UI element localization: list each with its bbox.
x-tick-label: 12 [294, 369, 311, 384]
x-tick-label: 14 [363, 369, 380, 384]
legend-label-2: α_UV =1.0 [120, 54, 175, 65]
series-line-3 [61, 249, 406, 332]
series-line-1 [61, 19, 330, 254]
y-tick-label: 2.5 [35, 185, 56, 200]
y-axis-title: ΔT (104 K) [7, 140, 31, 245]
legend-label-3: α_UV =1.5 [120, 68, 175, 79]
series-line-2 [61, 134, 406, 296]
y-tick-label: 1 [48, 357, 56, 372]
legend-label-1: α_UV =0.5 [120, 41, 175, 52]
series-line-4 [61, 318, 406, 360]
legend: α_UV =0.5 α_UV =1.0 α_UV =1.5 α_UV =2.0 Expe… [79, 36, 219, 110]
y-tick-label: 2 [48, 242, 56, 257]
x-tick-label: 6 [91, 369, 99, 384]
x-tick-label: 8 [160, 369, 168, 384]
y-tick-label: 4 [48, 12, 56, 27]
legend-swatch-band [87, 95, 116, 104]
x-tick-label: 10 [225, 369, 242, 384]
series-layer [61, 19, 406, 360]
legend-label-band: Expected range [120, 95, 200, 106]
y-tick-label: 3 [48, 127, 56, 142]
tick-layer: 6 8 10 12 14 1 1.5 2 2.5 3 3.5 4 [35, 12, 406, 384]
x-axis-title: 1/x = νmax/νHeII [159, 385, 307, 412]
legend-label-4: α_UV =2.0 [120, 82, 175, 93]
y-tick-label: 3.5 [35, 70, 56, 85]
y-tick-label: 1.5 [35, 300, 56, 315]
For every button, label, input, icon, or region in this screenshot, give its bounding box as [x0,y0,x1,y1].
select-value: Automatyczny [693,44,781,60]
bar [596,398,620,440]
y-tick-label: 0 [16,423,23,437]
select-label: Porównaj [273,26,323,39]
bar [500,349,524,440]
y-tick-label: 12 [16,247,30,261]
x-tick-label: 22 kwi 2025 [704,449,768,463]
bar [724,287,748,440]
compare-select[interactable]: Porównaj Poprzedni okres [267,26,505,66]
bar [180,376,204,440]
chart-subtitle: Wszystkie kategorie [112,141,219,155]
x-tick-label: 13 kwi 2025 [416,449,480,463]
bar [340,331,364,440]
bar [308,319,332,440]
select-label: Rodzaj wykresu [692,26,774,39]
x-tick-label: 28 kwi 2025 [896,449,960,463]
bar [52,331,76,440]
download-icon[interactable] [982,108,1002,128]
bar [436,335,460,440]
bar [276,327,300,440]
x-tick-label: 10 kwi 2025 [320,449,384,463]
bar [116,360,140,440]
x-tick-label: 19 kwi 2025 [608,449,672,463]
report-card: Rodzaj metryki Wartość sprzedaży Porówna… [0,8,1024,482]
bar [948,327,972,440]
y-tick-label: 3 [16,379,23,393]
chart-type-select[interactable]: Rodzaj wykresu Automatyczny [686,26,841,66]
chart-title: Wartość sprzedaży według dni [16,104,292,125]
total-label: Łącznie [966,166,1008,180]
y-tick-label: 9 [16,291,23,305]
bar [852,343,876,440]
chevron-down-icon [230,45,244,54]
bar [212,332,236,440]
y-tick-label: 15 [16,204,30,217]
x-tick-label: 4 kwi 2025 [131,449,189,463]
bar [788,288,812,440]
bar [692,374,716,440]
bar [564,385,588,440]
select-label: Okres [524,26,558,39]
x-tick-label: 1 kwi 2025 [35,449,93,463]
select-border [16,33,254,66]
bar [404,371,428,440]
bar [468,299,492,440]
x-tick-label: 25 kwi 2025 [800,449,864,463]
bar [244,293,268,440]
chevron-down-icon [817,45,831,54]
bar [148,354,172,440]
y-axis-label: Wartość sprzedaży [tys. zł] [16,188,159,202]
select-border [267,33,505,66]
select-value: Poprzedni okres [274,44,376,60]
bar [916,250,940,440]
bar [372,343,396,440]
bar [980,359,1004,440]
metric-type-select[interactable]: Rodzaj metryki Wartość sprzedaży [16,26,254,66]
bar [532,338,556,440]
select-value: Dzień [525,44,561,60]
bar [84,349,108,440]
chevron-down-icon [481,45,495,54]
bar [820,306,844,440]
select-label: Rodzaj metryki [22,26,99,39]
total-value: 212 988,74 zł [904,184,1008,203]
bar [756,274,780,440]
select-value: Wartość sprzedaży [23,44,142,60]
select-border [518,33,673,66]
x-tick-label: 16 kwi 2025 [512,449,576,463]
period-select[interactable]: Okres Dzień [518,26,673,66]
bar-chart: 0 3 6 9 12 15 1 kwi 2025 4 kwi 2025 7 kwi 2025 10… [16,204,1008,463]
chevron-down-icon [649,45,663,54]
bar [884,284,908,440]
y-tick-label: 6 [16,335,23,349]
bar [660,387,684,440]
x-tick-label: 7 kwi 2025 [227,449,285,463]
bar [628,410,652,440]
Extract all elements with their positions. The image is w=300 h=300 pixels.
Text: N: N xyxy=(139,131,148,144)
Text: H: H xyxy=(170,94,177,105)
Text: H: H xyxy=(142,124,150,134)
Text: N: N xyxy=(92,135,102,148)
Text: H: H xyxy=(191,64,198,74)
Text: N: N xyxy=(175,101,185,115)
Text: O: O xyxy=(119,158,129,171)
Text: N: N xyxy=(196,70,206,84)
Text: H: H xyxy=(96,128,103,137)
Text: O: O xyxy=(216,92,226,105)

================

* _WORK TO COMPLETE_: Please copy word for word every line from the very beginning of the entries through the line with "y-tick-label: 2.5 [35, 185, 56, 200]", including that line.

* _RESPONSE TO THIS TASK_:
UI element localization: list each with its bbox.
x-tick-label: 12 [294, 369, 311, 384]
x-tick-label: 14 [363, 369, 380, 384]
legend-label-2: α_UV =1.0 [120, 54, 175, 65]
series-line-3 [61, 249, 406, 332]
series-line-1 [61, 19, 330, 254]
y-tick-label: 2.5 [35, 185, 56, 200]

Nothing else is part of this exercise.